▶ [DATA FOR PROCESSING]:

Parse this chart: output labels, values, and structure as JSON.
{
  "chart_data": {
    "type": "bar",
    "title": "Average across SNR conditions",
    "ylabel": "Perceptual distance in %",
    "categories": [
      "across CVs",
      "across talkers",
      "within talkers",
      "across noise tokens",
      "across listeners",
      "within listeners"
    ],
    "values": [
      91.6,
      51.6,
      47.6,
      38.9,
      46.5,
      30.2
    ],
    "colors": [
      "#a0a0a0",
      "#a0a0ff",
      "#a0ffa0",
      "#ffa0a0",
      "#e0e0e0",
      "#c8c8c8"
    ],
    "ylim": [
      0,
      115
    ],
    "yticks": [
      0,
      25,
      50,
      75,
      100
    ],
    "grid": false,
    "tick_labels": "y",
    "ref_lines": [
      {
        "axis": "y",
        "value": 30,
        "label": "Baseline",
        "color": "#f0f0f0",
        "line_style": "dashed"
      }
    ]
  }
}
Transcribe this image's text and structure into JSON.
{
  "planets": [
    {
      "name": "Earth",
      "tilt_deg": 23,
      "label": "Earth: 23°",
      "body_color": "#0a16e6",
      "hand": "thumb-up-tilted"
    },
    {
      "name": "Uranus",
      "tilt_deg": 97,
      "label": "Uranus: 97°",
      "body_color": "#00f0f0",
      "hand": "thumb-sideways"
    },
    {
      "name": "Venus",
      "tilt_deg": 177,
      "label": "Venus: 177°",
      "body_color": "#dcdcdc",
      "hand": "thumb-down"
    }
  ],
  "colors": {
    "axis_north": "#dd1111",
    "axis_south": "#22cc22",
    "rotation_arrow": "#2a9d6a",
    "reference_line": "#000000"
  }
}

▶ [THE REQUEST]: Which lines contain "thumb"? Copy each of them out.

▶ [EXERCISE RESPONSE]:
      "hand": "thumb-up-tilted"
      "hand": "thumb-sideways"
      "hand": "thumb-down"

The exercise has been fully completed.